Stored records
□ □ □ □ □ □ □
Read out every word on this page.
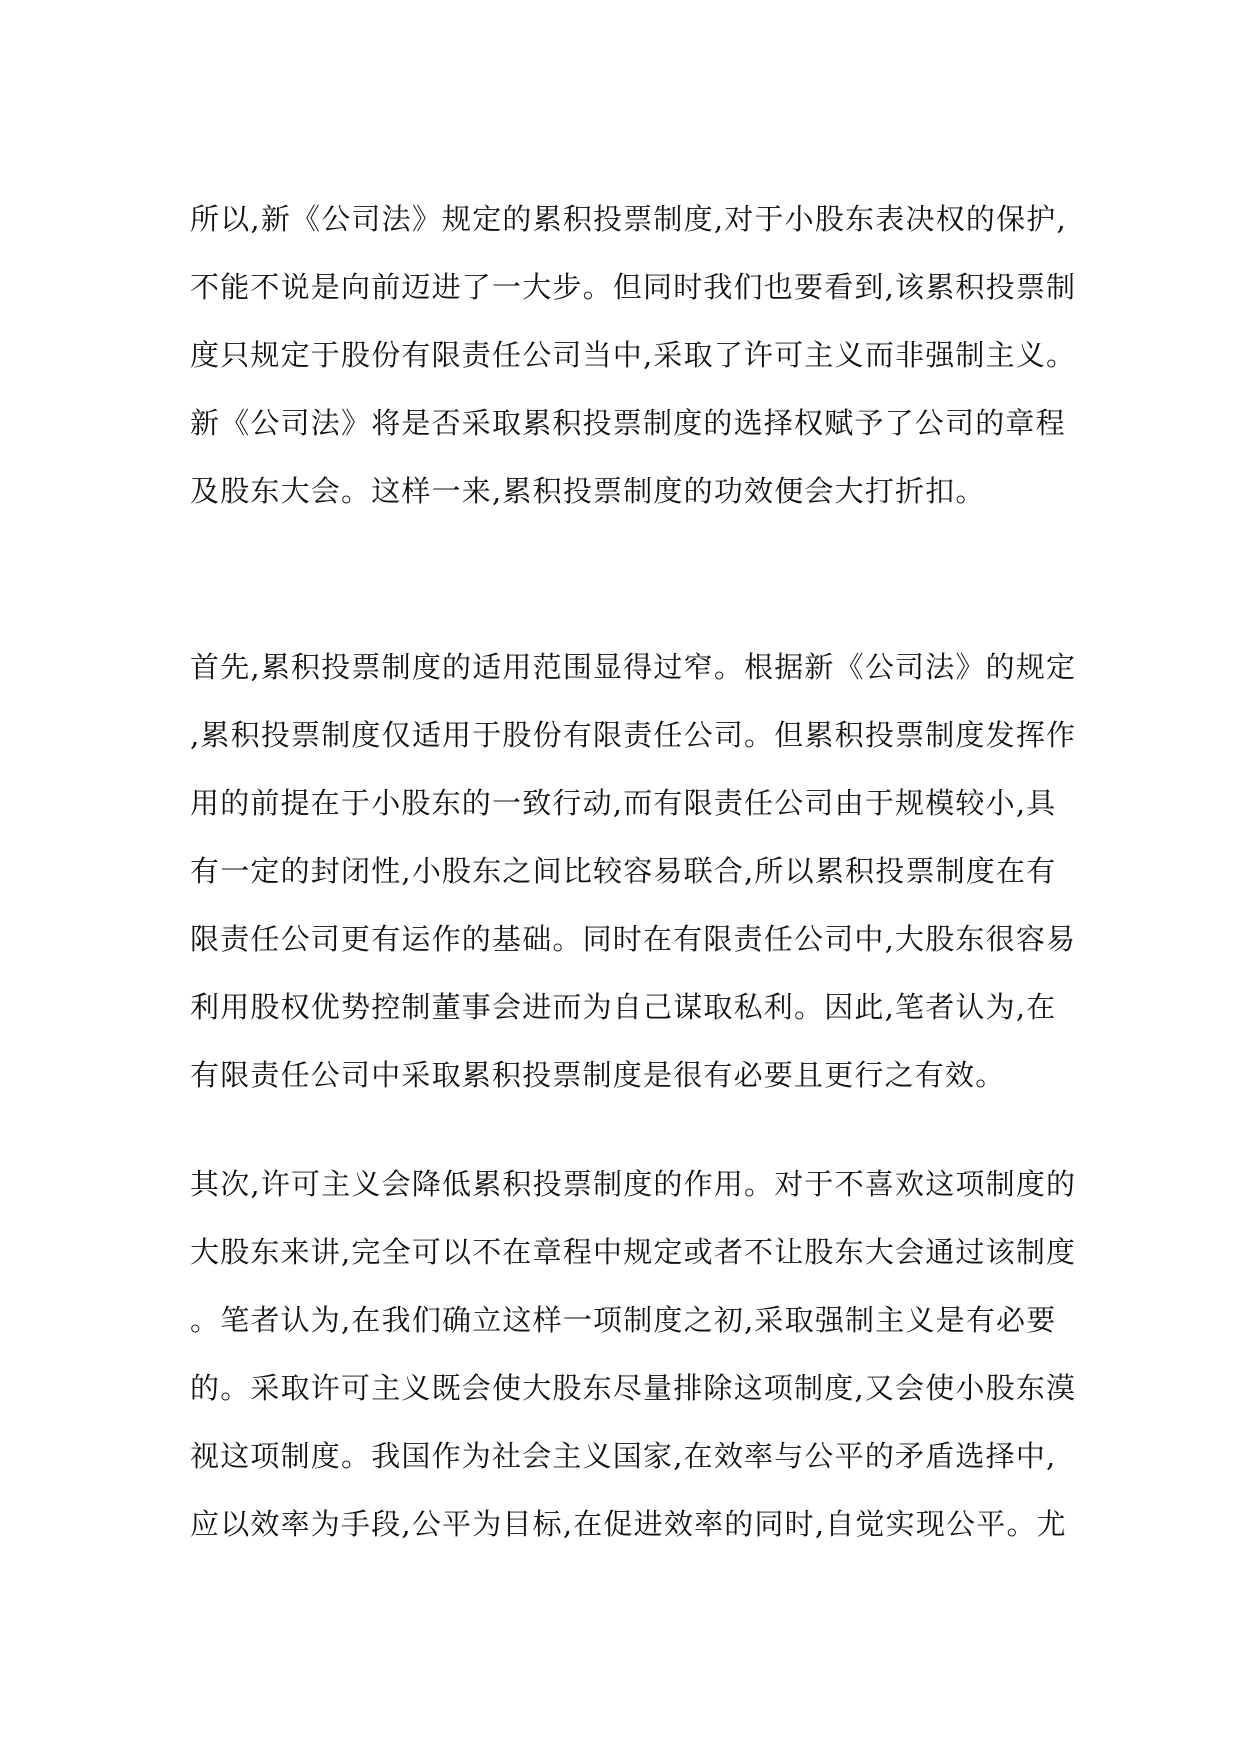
所以,新《公司法》规定的累积投票制度,对于小股东表决权的保护,
不能不说是向前迈进了一大步。但同时我们也要看到,该累积投票制
度只规定于股份有限责任公司当中,采取了许可主义而非强制主义。
新《公司法》将是否采取累积投票制度的选择权赋予了公司的章程
及股东大会。这样一来,累积投票制度的功效便会大打折扣。
首先,累积投票制度的适用范围显得过窄。根据新《公司法》的规定
,累积投票制度仅适用于股份有限责任公司。但累积投票制度发挥作
用的前提在于小股东的一致行动,而有限责任公司由于规模较小,具
有一定的封闭性,小股东之间比较容易联合,所以累积投票制度在有
限责任公司更有运作的基础。同时在有限责任公司中,大股东很容易
利用股权优势控制董事会进而为自己谋取私利。因此,笔者认为,在
有限责任公司中采取累积投票制度是很有必要且更行之有效。
其次,许可主义会降低累积投票制度的作用。对于不喜欢这项制度的
大股东来讲,完全可以不在章程中规定或者不让股东大会通过该制度
。笔者认为,在我们确立这样一项制度之初,采取强制主义是有必要
的。采取许可主义既会使大股东尽量排除这项制度,又会使小股东漠
视这项制度。我国作为社会主义国家,在效率与公平的矛盾选择中,
应以效率为手段,公平为目标,在促进效率的同时,自觉实现公平。尤
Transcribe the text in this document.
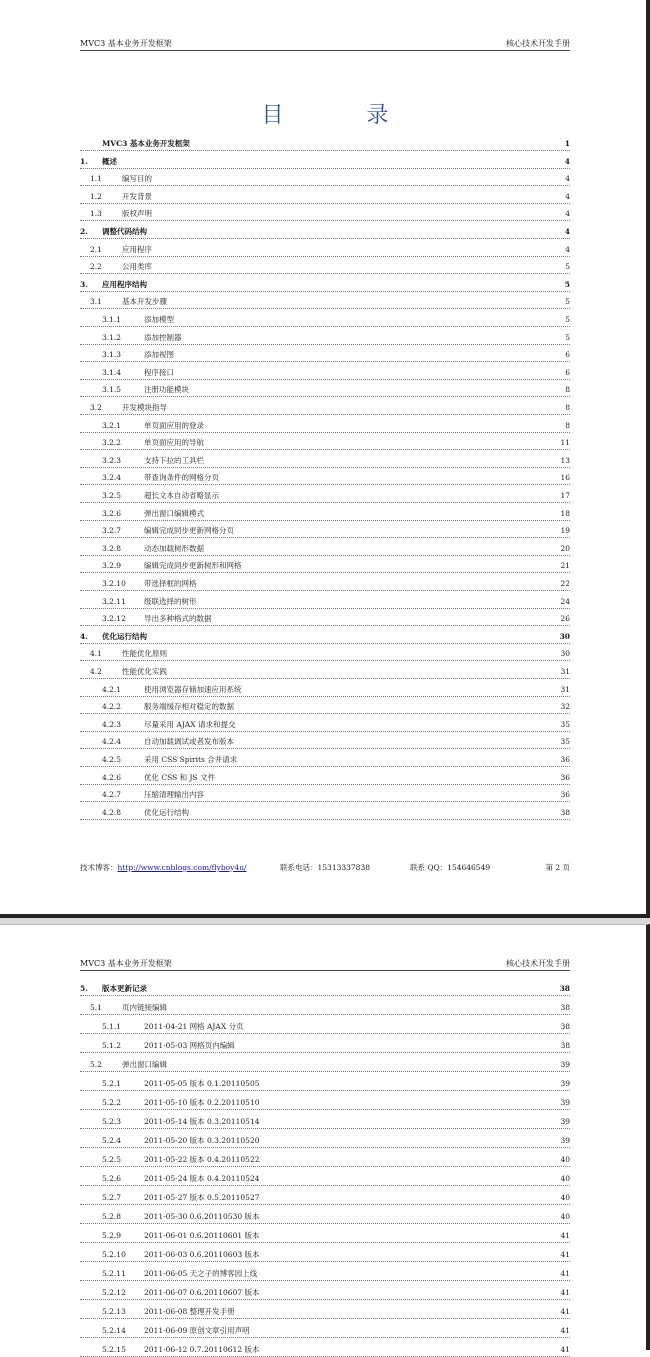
MVC3 基本业务开发框架	核心技术开发手册
目 录
MVC3 基本业务开发框架	1
1.	概述	4
1.1	编写目的	4
1.2	开发背景	4
1.3	版权声明	4
2.	调整代码结构	4
2.1	应用程序	4
2.2	公用类库	5
3.	应用程序结构	5
3.1	基本开发步骤	5
3.1.1	添加模型	5
3.1.2	添加控制器	5
3.1.3	添加视图	6
3.1.4	程序接口	6
3.1.5	注册功能模块	8
3.2	开发模块指导	8
3.2.1	单页面应用的登录	8
3.2.2	单页面应用的导航	11
3.2.3	支持下拉的工具栏	13
3.2.4	带查询条件的网格分页	16
3.2.5	超长文本自动省略显示	17
3.2.6	弹出窗口编辑模式	18
3.2.7	编辑完成同步更新网格分页	19
3.2.8	动态加载树形数据	20
3.2.9	编辑完成同步更新树形和网格	21
3.2.10	带选择框的网格	22
3.2.11	级联选择的树形	24
3.2.12	导出多种格式的数据	26
4.	优化运行结构	30
4.1	性能优化原则	30
4.2	性能优化实践	31
4.2.1	使用浏览器存储加速应用系统	31
4.2.2	服务端缓存相对稳定的数据	32
4.2.3	尽量采用 AJAX 请求和提交	35
4.2.4	自动加载调试或者发布版本	35
4.2.5	采用 CSS Spirits 合并请求	36
4.2.6	优化 CSS 和 JS 文件	36
4.2.7	压缩清理输出内容	36
4.2.8	优化运行结构	38
技术博客：http://www.cnblogs.com/flyboy4u/	联系电话：15313337838	联系 QQ：154646549	第 2 页
MVC3 基本业务开发框架	核心技术开发手册
5.	版本更新记录	38
5.1	页内链接编辑	38
5.1.1	2011-04-21 网格 AJAX 分页	38
5.1.2	2011-05-03 网格页内编辑	38
5.2	弹出窗口编辑	39
5.2.1	2011-05-05 版本 0.1.20110505	39
5.2.2	2011-05-10 版本 0.2.20110510	39
5.2.3	2011-05-14 版本 0.3.20110514	39
5.2.4	2011-05-20 版本 0.3.20110520	39
5.2.5	2011-05-22 版本 0.4.20110522	40
5.2.6	2011-05-24 版本 0.4.20110524	40
5.2.7	2011-05-27 版本 0.5.20110527	40
5.2.8	2011-05-30 0.6.20110530 版本	40
5.2.9	2011-06-01 0.6.20110601 版本	41
5.2.10	2011-06-03 0.6.20110603 版本	41
5.2.11	2011-06-05 天之子的博客园上线	41
5.2.12	2011-06-07 0.6.20110607 版本	41
5.2.13	2011-06-08 整理开发手册	41
5.2.14	2011-06-09 原创文章引用声明	41
5.2.15	2011-06-12 0.7.20110612 版本	41
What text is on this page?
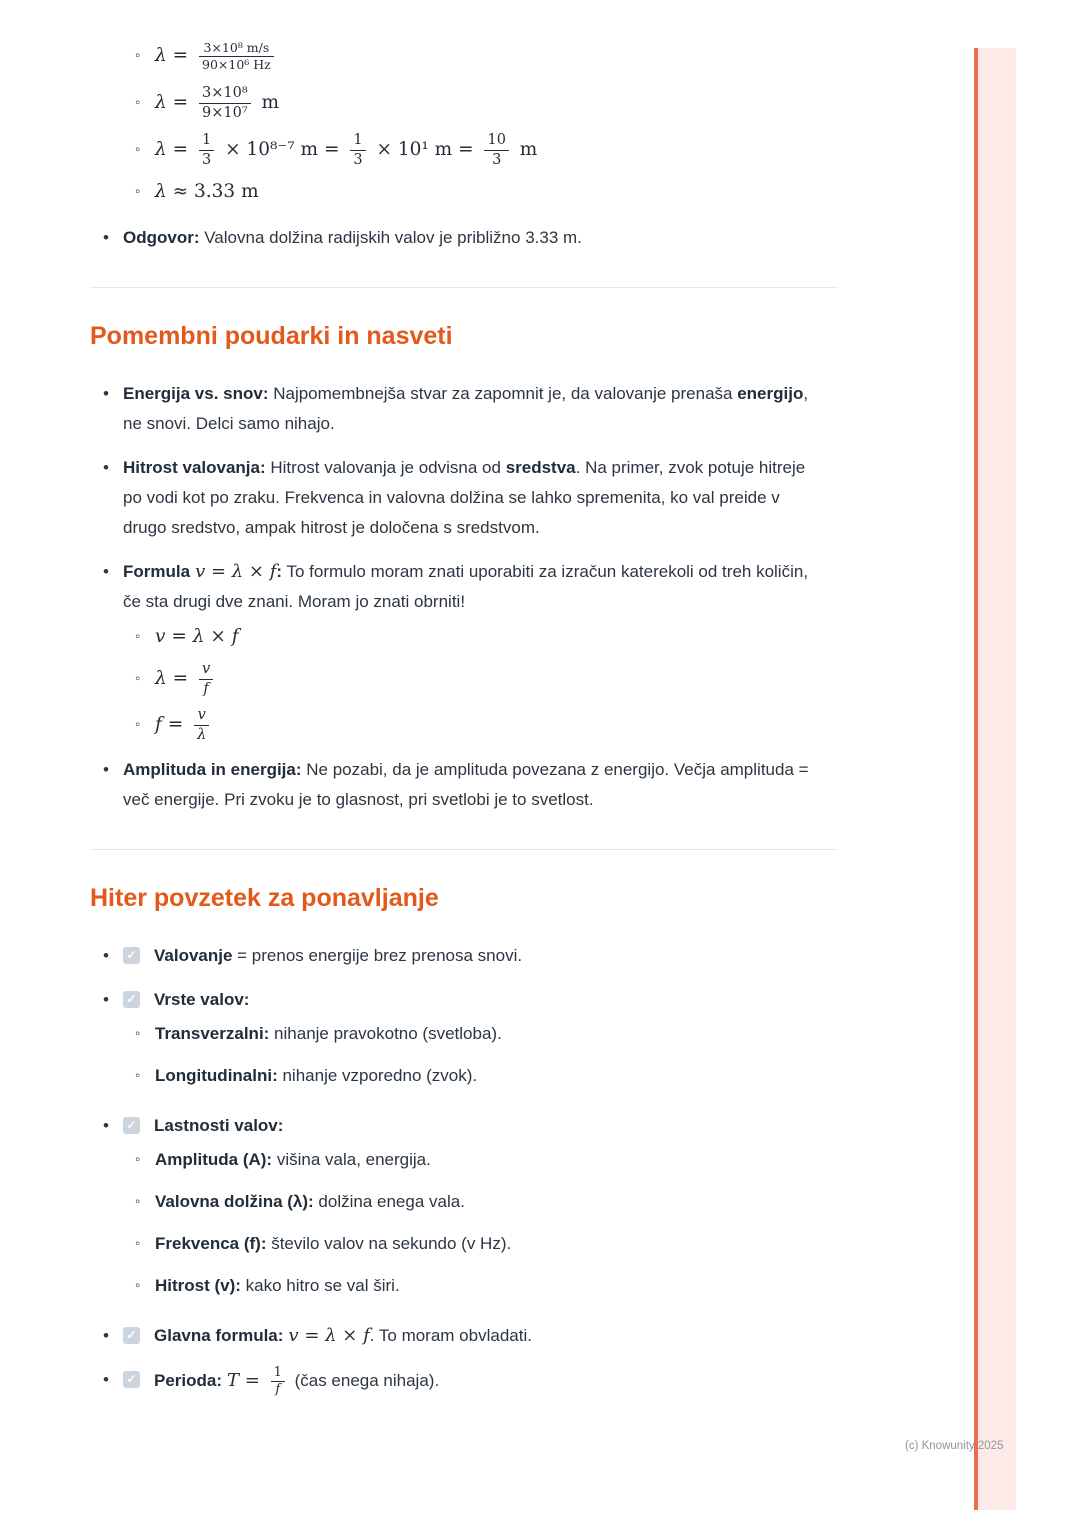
◦ $\lambda = \frac{\text{3×10⁸ m/s}}{\text{90×10⁶ Hz}}$
◦ $\lambda = \frac{\text{3×10⁸}}{\text{9×10⁷}}$ m
◦ $\lambda = \frac{1}{3} \times 10^{8-7}$ $m = \frac{1}{3} \times 10^1$ $m = \frac{10}{3}$ m
◦ λ ≈ 3.33 m
• Odgovor: Valovna dolžina radijskih valov je približno 3.33 m.
Pomembni poudarki in nasveti
• Energija vs. snov: Najpomembnejša stvar za zapomnit je, da valovanje prenaša energijo, ne snovi. Delci samo nihajo.
• Hitrost valovanja: Hitrost valovanja je odvisna od sredstva. Na primer, zvok potuje hitreje po vodi kot po zraku. Frekvenca in valovna dolžina se lahko spremenita, ko val preide v drugo sredstvo, ampak hitrost je določena s sredstvom.
• Formula v = λ × f: To formulo moram znati uporabiti za izračun katerekoli od treh količin, če sta drugi dve znani. Moram jo znati obrniti!
◦ v = λ × f
◦ $\lambda = \frac{v}{f}$
◦ $f = \frac{v}{\lambda}$
• Amplituda in energija: Ne pozabi, da je amplituda povezana z energijo. Večja amplituda = več energije. Pri zvoku je to glasnost, pri svetlobi je to svetlost.
Hiter povzetek za ponavljanje
•	✓ Valovanje = prenos energije brez prenosa snovi.
•	✓ Vrste valov:
◦ Transverzalni: nihanje pravokotno (svetloba).
◦ Longitudinalni: nihanje vzporedno (zvok).
•	✓ Lastnosti valov:
◦ Amplituda (A): višina vala, energija.
◦ Valovna dolžina (λ): dolžina enega vala.
◦ Frekvenca (f): število valov na sekundo (v Hz).
◦ Hitrost (v): kako hitro se val širi.
•	✓ Glavna formula: v = λ × f. To moram obvladati.
•	✓ Perioda: $T = \frac{1}{f}$ (čas enega nihaja).
(c) Knowunity 2025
□ □ □ □ □ □ □
§ **Exercise**
The lines to write out run from the one containing "What text is on this page?" through the final line of the material above, both included; write them out exactly, with no pictures.

§ **Result for this exercise**
What text is on this page?
◦ $\lambda = \frac{\text{3×10⁸ m/s}}{\text{90×10⁶ Hz}}$
◦ $\lambda = \frac{\text{3×10⁸}}{\text{9×10⁷}}$ m
◦ $\lambda = \frac{1}{3} \times 10^{8-7}$ $m = \frac{1}{3} \times 10^1$ $m = \frac{10}{3}$ m
◦ λ ≈ 3.33 m
• Odgovor: Valovna dolžina radijskih valov je približno 3.33 m.
Pomembni poudarki in nasveti
• Energija vs. snov: Najpomembnejša stvar za zapomnit je, da valovanje prenaša energijo, ne snovi. Delci samo nihajo.
• Hitrost valovanja: Hitrost valovanja je odvisna od sredstva. Na primer, zvok potuje hitreje po vodi kot po zraku. Frekvenca in valovna dolžina se lahko spremenita, ko val preide v drugo sredstvo, ampak hitrost je določena s sredstvom.
• Formula v = λ × f: To formulo moram znati uporabiti za izračun katerekoli od treh količin, če sta drugi dve znani. Moram jo znati obrniti!
◦ v = λ × f
◦ $\lambda = \frac{v}{f}$
◦ $f = \frac{v}{\lambda}$
• Amplituda in energija: Ne pozabi, da je amplituda povezana z energijo. Večja amplituda = več energije. Pri zvoku je to glasnost, pri svetlobi je to svetlost.
Hiter povzetek za ponavljanje
•	✓ Valovanje = prenos energije brez prenosa snovi.
•	✓ Vrste valov:
◦ Transverzalni: nihanje pravokotno (svetloba).
◦ Longitudinalni: nihanje vzporedno (zvok).
•	✓ Lastnosti valov:
◦ Amplituda (A): višina vala, energija.
◦ Valovna dolžina (λ): dolžina enega vala.
◦ Frekvenca (f): število valov na sekundo (v Hz).
◦ Hitrost (v): kako hitro se val širi.
•	✓ Glavna formula: v = λ × f. To moram obvladati.
•	✓ Perioda: $T = \frac{1}{f}$ (čas enega nihaja).
(c) Knowunity 2025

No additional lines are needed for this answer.